* Given instruction *
Tally the lines in these records that hold the string "Маркус", and reply with the number alone.

* Task inputs *

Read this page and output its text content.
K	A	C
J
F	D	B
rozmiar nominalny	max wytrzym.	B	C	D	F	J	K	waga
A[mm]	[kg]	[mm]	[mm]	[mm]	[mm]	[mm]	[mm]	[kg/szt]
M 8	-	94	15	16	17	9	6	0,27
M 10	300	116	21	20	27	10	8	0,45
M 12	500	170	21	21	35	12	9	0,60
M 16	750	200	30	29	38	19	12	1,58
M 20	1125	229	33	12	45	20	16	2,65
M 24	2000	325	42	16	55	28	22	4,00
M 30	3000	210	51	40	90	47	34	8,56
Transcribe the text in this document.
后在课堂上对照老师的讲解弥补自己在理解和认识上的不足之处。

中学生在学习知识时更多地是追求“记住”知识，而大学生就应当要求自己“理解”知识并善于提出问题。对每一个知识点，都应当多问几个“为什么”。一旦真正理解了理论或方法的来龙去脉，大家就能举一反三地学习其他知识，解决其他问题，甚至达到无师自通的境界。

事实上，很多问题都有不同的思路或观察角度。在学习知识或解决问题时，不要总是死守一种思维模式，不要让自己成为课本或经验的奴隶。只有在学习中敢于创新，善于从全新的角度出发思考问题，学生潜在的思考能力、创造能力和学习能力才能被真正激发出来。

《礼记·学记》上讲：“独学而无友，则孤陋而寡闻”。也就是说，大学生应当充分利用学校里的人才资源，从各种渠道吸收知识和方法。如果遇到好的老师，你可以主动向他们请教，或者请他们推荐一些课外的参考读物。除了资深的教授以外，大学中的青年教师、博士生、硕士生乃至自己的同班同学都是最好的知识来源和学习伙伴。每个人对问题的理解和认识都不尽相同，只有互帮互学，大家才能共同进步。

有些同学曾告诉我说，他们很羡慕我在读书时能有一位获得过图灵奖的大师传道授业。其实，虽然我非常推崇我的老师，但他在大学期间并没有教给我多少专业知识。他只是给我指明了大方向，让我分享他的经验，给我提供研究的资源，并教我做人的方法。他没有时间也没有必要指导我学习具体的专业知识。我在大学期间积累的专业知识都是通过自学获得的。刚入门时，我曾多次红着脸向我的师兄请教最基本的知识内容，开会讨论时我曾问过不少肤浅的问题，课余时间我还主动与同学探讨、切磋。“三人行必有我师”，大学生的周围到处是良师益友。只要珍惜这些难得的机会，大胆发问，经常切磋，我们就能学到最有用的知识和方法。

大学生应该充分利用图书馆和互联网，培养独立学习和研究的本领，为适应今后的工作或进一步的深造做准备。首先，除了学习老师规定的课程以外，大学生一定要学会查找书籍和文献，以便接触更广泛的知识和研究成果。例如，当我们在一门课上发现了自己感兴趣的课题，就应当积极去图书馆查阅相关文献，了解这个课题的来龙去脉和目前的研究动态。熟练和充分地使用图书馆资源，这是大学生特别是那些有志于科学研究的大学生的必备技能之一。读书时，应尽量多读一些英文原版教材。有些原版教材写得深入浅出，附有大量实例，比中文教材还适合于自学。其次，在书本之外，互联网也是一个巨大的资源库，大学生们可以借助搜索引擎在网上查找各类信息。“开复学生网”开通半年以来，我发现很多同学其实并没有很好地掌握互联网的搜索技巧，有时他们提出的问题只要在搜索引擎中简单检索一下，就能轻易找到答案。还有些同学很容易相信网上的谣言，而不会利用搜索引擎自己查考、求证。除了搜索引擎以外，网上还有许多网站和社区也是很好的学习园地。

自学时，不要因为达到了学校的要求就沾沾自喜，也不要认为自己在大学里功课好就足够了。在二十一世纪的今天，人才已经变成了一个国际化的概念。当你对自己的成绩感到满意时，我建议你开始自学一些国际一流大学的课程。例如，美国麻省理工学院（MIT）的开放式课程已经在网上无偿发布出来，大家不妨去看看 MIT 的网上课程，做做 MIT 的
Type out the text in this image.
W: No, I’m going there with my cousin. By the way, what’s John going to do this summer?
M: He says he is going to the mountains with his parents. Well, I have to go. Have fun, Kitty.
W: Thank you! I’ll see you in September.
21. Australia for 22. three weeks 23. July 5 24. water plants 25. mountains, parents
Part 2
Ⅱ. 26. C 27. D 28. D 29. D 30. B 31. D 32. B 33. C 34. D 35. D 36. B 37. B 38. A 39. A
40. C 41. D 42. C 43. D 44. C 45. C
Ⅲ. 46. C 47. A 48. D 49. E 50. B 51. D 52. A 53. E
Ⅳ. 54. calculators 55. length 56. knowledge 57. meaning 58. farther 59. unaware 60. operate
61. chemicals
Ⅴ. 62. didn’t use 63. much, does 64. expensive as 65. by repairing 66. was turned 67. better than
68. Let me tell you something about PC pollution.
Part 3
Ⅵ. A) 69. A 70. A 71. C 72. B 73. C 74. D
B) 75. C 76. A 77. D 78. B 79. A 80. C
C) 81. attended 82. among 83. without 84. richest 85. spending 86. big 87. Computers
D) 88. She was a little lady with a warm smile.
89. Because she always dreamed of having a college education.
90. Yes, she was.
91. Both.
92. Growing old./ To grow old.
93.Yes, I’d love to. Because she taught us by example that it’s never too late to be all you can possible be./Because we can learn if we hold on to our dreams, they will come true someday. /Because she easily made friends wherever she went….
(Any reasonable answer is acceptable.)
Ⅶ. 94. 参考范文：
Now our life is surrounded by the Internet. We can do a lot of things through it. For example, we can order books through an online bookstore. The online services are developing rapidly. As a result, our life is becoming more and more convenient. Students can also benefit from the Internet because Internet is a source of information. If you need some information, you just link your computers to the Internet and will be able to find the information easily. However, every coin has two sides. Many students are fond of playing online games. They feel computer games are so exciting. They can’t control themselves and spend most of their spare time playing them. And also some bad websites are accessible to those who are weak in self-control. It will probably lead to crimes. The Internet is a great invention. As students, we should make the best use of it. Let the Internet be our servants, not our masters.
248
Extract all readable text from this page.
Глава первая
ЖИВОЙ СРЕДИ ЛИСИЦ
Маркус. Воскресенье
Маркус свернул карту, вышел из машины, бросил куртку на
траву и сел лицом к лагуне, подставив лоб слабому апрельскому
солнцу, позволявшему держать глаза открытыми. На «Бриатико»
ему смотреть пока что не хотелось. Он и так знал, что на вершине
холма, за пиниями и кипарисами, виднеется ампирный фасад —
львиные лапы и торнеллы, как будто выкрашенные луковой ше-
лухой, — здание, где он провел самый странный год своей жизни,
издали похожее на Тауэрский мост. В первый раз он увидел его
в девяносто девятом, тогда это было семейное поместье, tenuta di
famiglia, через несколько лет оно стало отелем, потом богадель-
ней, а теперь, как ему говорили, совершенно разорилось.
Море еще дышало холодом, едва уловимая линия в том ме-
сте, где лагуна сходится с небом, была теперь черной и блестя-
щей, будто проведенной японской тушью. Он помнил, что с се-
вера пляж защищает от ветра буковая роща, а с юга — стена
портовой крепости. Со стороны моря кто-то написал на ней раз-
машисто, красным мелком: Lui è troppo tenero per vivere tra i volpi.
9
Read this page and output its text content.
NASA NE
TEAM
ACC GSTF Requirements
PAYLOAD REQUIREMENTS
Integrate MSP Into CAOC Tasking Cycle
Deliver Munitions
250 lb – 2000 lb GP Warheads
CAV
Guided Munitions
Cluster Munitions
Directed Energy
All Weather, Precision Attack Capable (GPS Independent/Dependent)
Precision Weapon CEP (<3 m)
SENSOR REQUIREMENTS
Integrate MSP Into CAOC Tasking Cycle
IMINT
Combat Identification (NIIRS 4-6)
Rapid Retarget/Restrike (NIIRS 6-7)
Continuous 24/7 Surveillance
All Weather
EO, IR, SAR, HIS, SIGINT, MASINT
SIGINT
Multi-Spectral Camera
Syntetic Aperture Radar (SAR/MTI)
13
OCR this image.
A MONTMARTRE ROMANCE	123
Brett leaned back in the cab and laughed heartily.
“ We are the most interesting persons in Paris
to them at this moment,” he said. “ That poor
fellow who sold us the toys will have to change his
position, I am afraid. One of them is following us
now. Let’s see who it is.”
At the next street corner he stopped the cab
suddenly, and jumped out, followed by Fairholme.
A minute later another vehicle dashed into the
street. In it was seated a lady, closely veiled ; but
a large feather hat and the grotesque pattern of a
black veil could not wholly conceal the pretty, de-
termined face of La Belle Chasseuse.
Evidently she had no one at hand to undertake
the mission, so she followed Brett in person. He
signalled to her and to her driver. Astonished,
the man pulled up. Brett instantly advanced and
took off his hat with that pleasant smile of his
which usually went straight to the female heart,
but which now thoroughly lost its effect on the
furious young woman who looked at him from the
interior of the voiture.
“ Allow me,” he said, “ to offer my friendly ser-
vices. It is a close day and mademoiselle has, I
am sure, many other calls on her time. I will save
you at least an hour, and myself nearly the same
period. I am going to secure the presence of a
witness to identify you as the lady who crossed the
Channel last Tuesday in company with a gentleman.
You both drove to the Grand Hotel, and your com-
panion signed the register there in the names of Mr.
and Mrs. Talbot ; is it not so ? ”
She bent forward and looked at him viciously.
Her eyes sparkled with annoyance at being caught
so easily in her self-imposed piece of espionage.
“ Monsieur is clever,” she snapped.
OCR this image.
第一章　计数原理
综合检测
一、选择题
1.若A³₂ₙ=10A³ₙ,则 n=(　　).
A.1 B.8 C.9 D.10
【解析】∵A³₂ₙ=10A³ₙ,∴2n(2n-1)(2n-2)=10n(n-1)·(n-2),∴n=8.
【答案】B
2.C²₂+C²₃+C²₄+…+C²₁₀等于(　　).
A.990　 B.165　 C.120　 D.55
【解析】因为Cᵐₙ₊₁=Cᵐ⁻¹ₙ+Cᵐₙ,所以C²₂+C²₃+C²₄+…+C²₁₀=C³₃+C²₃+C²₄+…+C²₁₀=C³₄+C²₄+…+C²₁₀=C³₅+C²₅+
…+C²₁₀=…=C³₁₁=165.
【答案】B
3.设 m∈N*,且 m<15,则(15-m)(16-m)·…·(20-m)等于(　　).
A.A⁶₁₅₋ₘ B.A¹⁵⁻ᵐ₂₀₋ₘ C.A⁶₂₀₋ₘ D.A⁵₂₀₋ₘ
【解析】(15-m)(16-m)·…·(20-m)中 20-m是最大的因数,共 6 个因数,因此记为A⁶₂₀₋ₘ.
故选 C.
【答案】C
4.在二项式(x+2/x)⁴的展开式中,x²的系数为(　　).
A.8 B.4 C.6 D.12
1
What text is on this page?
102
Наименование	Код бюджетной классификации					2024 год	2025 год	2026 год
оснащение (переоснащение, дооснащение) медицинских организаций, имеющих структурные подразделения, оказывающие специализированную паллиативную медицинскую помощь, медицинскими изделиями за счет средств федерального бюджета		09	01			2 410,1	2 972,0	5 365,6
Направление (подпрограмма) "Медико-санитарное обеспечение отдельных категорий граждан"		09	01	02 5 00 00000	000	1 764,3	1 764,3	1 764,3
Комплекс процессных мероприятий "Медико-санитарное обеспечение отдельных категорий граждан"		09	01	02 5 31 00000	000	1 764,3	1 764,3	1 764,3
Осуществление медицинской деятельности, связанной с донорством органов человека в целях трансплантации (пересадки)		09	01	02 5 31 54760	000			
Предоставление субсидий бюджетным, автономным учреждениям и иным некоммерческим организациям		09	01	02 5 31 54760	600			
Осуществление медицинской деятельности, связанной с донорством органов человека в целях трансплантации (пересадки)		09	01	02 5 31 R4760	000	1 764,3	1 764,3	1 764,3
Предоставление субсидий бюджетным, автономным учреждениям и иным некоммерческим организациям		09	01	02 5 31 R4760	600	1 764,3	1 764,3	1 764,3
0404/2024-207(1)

* The solution *
2